#### What you should do:
Transcribe the records that follow, preserving every word.

---- Data

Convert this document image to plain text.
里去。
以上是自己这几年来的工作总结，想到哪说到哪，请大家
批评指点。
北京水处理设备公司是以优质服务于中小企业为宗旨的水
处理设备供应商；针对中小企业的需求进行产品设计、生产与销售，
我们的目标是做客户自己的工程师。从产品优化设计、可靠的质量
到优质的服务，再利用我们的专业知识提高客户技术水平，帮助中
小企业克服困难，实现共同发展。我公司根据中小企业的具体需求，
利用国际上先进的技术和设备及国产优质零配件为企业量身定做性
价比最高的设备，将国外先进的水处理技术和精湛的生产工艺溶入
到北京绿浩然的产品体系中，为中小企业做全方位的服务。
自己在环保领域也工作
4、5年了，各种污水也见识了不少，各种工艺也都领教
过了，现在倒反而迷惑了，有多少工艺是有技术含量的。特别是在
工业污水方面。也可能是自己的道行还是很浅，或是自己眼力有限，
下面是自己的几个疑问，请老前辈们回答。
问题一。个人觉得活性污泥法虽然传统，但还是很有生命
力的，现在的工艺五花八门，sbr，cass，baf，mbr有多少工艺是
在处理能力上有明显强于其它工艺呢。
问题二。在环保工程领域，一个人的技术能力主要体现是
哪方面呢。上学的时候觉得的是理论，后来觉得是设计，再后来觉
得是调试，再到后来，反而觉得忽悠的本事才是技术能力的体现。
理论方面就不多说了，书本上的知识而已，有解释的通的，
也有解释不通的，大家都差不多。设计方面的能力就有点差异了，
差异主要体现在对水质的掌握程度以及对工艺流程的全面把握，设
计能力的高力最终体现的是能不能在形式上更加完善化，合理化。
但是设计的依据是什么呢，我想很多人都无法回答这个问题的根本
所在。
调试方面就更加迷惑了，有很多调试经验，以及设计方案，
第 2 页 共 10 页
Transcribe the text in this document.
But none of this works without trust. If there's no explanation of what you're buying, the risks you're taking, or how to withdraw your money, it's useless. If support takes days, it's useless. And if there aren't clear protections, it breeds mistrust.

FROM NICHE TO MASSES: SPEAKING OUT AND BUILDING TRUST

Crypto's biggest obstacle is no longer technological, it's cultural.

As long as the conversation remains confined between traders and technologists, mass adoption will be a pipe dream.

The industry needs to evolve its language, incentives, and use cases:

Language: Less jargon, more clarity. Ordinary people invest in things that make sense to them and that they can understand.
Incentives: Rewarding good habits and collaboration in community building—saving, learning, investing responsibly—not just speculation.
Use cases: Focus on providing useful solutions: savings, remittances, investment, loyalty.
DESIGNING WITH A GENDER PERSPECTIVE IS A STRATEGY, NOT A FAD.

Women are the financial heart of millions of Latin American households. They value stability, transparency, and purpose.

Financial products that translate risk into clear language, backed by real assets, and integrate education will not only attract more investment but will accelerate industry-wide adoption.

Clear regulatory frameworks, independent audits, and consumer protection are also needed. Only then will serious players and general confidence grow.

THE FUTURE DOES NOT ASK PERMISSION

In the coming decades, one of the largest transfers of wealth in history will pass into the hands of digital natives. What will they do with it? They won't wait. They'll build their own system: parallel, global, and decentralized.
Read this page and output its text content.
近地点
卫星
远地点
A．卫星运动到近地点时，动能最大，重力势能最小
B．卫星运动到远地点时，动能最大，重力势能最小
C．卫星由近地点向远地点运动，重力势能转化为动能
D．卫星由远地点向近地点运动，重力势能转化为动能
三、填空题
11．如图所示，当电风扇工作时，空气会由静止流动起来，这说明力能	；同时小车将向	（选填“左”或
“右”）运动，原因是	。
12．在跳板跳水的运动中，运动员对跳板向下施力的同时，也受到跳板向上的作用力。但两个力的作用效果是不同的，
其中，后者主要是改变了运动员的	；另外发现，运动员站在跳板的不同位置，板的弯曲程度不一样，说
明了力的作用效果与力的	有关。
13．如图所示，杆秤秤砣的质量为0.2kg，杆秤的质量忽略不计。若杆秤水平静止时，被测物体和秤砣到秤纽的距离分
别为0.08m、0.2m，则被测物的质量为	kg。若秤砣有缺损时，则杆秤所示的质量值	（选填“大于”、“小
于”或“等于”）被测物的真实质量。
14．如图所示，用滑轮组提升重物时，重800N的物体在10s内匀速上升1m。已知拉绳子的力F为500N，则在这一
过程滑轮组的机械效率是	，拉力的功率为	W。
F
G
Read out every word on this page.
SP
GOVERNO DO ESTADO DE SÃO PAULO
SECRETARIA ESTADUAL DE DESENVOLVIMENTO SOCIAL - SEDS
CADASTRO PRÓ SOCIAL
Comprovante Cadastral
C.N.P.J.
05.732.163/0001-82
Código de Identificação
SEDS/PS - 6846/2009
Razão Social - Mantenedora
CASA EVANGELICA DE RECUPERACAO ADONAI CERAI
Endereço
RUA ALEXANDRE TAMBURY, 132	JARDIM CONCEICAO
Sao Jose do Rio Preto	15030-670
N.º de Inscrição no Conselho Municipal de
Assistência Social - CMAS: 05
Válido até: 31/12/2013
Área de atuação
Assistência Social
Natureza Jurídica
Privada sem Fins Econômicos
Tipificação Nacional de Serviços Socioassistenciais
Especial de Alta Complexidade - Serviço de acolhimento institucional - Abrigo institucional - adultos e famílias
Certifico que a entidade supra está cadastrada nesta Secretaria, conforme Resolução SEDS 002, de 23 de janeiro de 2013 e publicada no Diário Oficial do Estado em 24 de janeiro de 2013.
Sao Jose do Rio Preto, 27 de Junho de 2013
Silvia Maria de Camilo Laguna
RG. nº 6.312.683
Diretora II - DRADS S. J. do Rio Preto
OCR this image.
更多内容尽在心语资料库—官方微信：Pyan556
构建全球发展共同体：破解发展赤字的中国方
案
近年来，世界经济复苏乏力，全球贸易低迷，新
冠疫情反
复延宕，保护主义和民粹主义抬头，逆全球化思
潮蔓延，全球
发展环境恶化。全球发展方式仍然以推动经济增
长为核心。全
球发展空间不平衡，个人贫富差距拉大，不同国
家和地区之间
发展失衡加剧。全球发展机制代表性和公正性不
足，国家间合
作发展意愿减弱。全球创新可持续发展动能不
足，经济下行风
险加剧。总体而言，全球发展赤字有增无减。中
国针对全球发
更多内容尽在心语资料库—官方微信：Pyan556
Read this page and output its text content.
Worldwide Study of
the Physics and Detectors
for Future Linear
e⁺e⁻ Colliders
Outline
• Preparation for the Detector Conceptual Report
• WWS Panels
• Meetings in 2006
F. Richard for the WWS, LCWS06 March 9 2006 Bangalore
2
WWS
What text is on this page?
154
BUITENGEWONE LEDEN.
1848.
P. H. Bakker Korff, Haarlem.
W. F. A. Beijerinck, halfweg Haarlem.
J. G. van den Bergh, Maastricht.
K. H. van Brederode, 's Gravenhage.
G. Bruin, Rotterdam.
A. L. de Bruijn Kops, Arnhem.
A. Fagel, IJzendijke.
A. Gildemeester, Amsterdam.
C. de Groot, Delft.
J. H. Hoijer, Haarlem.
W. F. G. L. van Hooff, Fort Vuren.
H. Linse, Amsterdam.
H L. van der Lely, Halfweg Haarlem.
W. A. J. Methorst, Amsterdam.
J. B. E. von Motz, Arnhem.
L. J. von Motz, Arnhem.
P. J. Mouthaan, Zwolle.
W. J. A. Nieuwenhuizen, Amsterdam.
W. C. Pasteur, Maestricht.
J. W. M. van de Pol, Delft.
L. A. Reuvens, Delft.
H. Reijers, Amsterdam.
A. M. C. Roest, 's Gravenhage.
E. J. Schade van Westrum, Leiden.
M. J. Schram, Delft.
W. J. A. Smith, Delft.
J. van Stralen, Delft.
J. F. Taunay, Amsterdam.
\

--------

#### The answer:
Convert this document image to plain text.
里去。
以上是自己这几年来的工作总结，想到哪说到哪，请大家
批评指点。
北京水处理设备公司是以优质服务于中小企业为宗旨的水
处理设备供应商；针对中小企业的需求进行产品设计、生产与销售，
我们的目标是做客户自己的工程师。从产品优化设计、可靠的质量
到优质的服务，再利用我们的专业知识提高客户技术水平，帮助中
小企业克服困难，实现共同发展。我公司根据中小企业的具体需求，
利用国际上先进的技术和设备及国产优质零配件为企业量身定做性
价比最高的设备，将国外先进的水处理技术和精湛的生产工艺溶入
到北京绿浩然的产品体系中，为中小企业做全方位的服务。
自己在环保领域也工作
4、5年了，各种污水也见识了不少，各种工艺也都领教
过了，现在倒反而迷惑了，有多少工艺是有技术含量的。特别是在
工业污水方面。也可能是自己的道行还是很浅，或是自己眼力有限，
下面是自己的几个疑问，请老前辈们回答。
问题一。个人觉得活性污泥法虽然传统，但还是很有生命
力的，现在的工艺五花八门，sbr，cass，baf，mbr有多少工艺是
在处理能力上有明显强于其它工艺呢。
问题二。在环保工程领域，一个人的技术能力主要体现是
哪方面呢。上学的时候觉得的是理论，后来觉得是设计，再后来觉
得是调试，再到后来，反而觉得忽悠的本事才是技术能力的体现。
理论方面就不多说了，书本上的知识而已，有解释的通的，
也有解释不通的，大家都差不多。设计方面的能力就有点差异了，
差异主要体现在对水质的掌握程度以及对工艺流程的全面把握，设
计能力的高力最终体现的是能不能在形式上更加完善化，合理化。
但是设计的依据是什么呢，我想很多人都无法回答这个问题的根本
所在。
调试方面就更加迷惑了，有很多调试经验，以及设计方案，
第 2 页 共 10 页
Transcribe the text in this document.
But none of this works without trust. If there's no explanation of what you're buying, the risks you're taking, or how to withdraw your money, it's useless. If support takes days, it's useless. And if there aren't clear protections, it breeds mistrust.

FROM NICHE TO MASSES: SPEAKING OUT AND BUILDING TRUST

Crypto's biggest obstacle is no longer technological, it's cultural.

As long as the conversation remains confined between traders and technologists, mass adoption will be a pipe dream.

The industry needs to evolve its language, incentives, and use cases:

Language: Less jargon, more clarity. Ordinary people invest in things that make sense to them and that they can understand.
Incentives: Rewarding good habits and collaboration in community building—saving, learning, investing responsibly—not just speculation.
Use cases: Focus on providing useful solutions: savings, remittances, investment, loyalty.
DESIGNING WITH A GENDER PERSPECTIVE IS A STRATEGY, NOT A FAD.

Women are the financial heart of millions of Latin American households. They value stability, transparency, and purpose.

Financial products that translate risk into clear language, backed by real assets, and integrate education will not only attract more investment but will accelerate industry-wide adoption.

Clear regulatory frameworks, independent audits, and consumer protection are also needed. Only then will serious players and general confidence grow.

THE FUTURE DOES NOT ASK PERMISSION

In the coming decades, one of the largest transfers of wealth in history will pass into the hands of digital natives. What will they do with it? They won't wait. They'll build their own system: parallel, global, and decentralized.
Read this page and output its text content.
近地点
卫星
远地点
A．卫星运动到近地点时，动能最大，重力势能最小
B．卫星运动到远地点时，动能最大，重力势能最小
C．卫星由近地点向远地点运动，重力势能转化为动能
D．卫星由远地点向近地点运动，重力势能转化为动能
三、填空题
11．如图所示，当电风扇工作时，空气会由静止流动起来，这说明力能	；同时小车将向	（选填“左”或
“右”）运动，原因是	。
12．在跳板跳水的运动中，运动员对跳板向下施力的同时，也受到跳板向上的作用力。但两个力的作用效果是不同的，
其中，后者主要是改变了运动员的	；另外发现，运动员站在跳板的不同位置，板的弯曲程度不一样，说
明了力的作用效果与力的	有关。
13．如图所示，杆秤秤砣的质量为0.2kg，杆秤的质量忽略不计。若杆秤水平静止时，被测物体和秤砣到秤纽的距离分
别为0.08m、0.2m，则被测物的质量为	kg。若秤砣有缺损时，则杆秤所示的质量值	（选填“大于”、“小
于”或“等于”）被测物的真实质量。
14．如图所示，用滑轮组提升重物时，重800N的物体在10s内匀速上升1m。已知拉绳子的力F为500N，则在这一
过程滑轮组的机械效率是	，拉力的功率为	W。
F
G
Read out every word on this page.
SP
GOVERNO DO ESTADO DE SÃO PAULO
SECRETARIA ESTADUAL DE DESENVOLVIMENTO SOCIAL - SEDS
CADASTRO PRÓ SOCIAL
Comprovante Cadastral
C.N.P.J.
05.732.163/0001-82
Código de Identificação
SEDS/PS - 6846/2009
Razão Social - Mantenedora
CASA EVANGELICA DE RECUPERACAO ADONAI CERAI
Endereço
RUA ALEXANDRE TAMBURY, 132	JARDIM CONCEICAO
Sao Jose do Rio Preto	15030-670
N.º de Inscrição no Conselho Municipal de
Assistência Social - CMAS: 05
Válido até: 31/12/2013
Área de atuação
Assistência Social
Natureza Jurídica
Privada sem Fins Econômicos
Tipificação Nacional de Serviços Socioassistenciais
Especial de Alta Complexidade - Serviço de acolhimento institucional - Abrigo institucional - adultos e famílias
Certifico que a entidade supra está cadastrada nesta Secretaria, conforme Resolução SEDS 002, de 23 de janeiro de 2013 e publicada no Diário Oficial do Estado em 24 de janeiro de 2013.
Sao Jose do Rio Preto, 27 de Junho de 2013
Silvia Maria de Camilo Laguna
RG. nº 6.312.683
Diretora II - DRADS S. J. do Rio Preto
OCR this image.
更多内容尽在心语资料库—官方微信：Pyan556
构建全球发展共同体：破解发展赤字的中国方
案
近年来，世界经济复苏乏力，全球贸易低迷，新
冠疫情反
复延宕，保护主义和民粹主义抬头，逆全球化思
潮蔓延，全球
发展环境恶化。全球发展方式仍然以推动经济增
长为核心。全
球发展空间不平衡，个人贫富差距拉大，不同国
家和地区之间
发展失衡加剧。全球发展机制代表性和公正性不
足，国家间合
作发展意愿减弱。全球创新可持续发展动能不
足，经济下行风
险加剧。总体而言，全球发展赤字有增无减。中
国针对全球发
更多内容尽在心语资料库—官方微信：Pyan556
Read this page and output its text content.
Worldwide Study of
the Physics and Detectors
for Future Linear
e⁺e⁻ Colliders
Outline
• Preparation for the Detector Conceptual Report
• WWS Panels
• Meetings in 2006
F. Richard for the WWS, LCWS06 March 9 2006 Bangalore
2
WWS
What text is on this page?
154
BUITENGEWONE LEDEN.
1848.
P. H. Bakker Korff, Haarlem.
W. F. A. Beijerinck, halfweg Haarlem.
J. G. van den Bergh, Maastricht.
K. H. van Brederode, 's Gravenhage.
G. Bruin, Rotterdam.
A. L. de Bruijn Kops, Arnhem.
A. Fagel, IJzendijke.
A. Gildemeester, Amsterdam.
C. de Groot, Delft.
J. H. Hoijer, Haarlem.
W. F. G. L. van Hooff, Fort Vuren.
H. Linse, Amsterdam.
H L. van der Lely, Halfweg Haarlem.
W. A. J. Methorst, Amsterdam.
J. B. E. von Motz, Arnhem.
L. J. von Motz, Arnhem.
P. J. Mouthaan, Zwolle.
W. J. A. Nieuwenhuizen, Amsterdam.
W. C. Pasteur, Maestricht.
J. W. M. van de Pol, Delft.
L. A. Reuvens, Delft.
H. Reijers, Amsterdam.
A. M. C. Roest, 's Gravenhage.
E. J. Schade van Westrum, Leiden.
M. J. Schram, Delft.
W. J. A. Smith, Delft.
J. van Stralen, Delft.
J. F. Taunay, Amsterdam.
\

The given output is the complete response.